QUOTED PASSAGE START

Concerns related to adverse effects:
• Altered cardiac conduction: Fluoroquinolones may prolong QTc interval; avoid use in patients with a history of QTc prolongation, uncorrected hypokalemia, hypomagnesemia, or concurrent administration of other medications known to prolong the QT interval (including Class Ia and Class III antiarrhythmics, cisapride, erythromycin, antipsychotics, and tricyclic antidepressants).
• Aortic aneurysm and dissection: Fluoroquinolones have been associated with aortic aneurysm ruptures or dissection within 2 months following use, particularly in elderly patients. Fluoroquinolones should not be used in patients with a known history of aortic aneurysm or those at increased risk, including patients with peripheral atherosclerotic vascular diseases, hypertension, genetic disorders involving blood vessel changes (eg, Marfan syndrome, Ehlers-Danlos syndrome), and elderly patients, unless no other treatment options are available. Longer treatment duration (eg, >14 days) may increase risk (Lee 2018).

QUOTED PASSAGE END
DATASET ENTRIES START

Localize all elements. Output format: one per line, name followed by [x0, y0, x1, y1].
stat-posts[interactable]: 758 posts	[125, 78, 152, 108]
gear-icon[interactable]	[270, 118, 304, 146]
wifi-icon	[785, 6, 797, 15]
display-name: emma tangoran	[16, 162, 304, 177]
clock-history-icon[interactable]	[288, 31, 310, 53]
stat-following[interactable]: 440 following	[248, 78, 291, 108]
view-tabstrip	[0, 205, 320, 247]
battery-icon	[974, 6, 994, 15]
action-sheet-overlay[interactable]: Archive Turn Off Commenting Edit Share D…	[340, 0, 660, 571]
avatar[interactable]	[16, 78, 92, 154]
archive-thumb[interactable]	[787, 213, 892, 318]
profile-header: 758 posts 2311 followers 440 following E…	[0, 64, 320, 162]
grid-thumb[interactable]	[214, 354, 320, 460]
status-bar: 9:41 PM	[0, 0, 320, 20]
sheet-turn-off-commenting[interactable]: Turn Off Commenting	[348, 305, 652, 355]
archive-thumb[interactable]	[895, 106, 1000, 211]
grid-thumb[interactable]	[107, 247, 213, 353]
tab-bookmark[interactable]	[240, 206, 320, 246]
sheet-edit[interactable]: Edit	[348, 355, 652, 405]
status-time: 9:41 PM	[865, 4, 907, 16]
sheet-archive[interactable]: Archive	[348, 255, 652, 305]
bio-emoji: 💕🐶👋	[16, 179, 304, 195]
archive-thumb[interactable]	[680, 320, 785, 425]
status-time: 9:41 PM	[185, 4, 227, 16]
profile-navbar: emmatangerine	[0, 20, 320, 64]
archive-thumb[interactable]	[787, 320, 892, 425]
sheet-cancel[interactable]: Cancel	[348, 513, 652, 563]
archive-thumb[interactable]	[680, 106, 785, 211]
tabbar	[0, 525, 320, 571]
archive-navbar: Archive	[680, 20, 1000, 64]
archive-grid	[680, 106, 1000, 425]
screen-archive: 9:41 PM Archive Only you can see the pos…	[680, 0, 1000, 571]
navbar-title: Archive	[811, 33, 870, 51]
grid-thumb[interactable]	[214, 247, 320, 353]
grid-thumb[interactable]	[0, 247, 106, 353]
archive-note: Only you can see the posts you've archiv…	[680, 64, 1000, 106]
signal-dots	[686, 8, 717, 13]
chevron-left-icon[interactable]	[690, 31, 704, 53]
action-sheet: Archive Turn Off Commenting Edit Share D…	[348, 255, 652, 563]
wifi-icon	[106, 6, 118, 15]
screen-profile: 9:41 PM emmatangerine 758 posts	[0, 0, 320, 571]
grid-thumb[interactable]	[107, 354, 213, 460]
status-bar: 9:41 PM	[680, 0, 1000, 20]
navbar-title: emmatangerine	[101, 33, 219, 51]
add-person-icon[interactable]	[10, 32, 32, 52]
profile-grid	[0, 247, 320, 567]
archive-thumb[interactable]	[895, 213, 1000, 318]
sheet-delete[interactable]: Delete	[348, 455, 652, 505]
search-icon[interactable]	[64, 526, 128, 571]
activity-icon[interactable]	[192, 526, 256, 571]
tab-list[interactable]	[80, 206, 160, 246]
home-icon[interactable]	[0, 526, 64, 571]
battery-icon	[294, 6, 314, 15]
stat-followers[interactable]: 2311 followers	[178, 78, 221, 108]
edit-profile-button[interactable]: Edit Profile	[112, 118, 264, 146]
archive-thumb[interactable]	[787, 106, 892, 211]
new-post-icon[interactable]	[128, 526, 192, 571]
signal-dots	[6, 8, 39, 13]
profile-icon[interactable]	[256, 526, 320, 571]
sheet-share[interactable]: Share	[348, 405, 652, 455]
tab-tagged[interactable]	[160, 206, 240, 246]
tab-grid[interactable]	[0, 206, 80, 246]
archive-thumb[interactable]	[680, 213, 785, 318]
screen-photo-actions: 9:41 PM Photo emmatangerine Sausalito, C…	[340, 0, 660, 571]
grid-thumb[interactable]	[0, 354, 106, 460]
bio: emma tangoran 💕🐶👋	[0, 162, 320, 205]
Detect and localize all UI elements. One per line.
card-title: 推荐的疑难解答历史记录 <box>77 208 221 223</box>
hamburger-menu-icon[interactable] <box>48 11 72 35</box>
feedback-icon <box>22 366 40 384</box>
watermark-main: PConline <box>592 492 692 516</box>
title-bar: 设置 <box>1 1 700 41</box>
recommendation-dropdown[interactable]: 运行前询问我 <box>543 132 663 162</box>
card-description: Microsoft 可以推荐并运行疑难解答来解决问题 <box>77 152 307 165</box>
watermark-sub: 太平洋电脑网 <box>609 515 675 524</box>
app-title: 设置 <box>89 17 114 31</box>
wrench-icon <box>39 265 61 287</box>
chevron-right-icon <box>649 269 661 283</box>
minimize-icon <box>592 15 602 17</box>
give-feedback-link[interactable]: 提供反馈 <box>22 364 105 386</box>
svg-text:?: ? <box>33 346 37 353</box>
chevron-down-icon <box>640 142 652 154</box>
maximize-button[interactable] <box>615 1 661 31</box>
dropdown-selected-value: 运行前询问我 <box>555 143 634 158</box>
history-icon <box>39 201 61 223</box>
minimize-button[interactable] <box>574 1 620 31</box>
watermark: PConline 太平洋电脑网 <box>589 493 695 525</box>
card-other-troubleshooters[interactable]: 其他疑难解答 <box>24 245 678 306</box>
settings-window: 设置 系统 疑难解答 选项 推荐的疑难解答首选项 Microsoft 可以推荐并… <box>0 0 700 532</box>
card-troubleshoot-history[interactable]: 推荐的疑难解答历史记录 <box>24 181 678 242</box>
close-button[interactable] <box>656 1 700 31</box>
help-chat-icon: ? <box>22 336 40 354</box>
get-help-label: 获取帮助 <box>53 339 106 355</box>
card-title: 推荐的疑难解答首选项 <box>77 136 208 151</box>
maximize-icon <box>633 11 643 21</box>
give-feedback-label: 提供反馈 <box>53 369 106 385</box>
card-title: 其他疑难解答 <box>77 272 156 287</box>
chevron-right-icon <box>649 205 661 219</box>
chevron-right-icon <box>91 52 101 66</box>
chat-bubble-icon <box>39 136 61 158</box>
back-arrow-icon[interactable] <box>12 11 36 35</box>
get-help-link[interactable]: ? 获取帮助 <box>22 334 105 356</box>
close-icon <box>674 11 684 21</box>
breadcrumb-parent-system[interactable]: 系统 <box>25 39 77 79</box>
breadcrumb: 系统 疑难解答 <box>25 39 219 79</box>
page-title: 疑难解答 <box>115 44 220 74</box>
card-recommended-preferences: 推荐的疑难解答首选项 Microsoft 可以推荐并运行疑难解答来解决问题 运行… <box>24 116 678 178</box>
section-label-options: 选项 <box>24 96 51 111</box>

DATASET ENTRIES END

* _WHAT IS REQUIRED_:
According to the passage on fluoroquinolone adverse effects, within what period after use have aortic aneurysm ruptures or dissection been reported? The entries are not needed for this work.

* _RESPONSE TO THIS TASK_:
Within 2 months following use.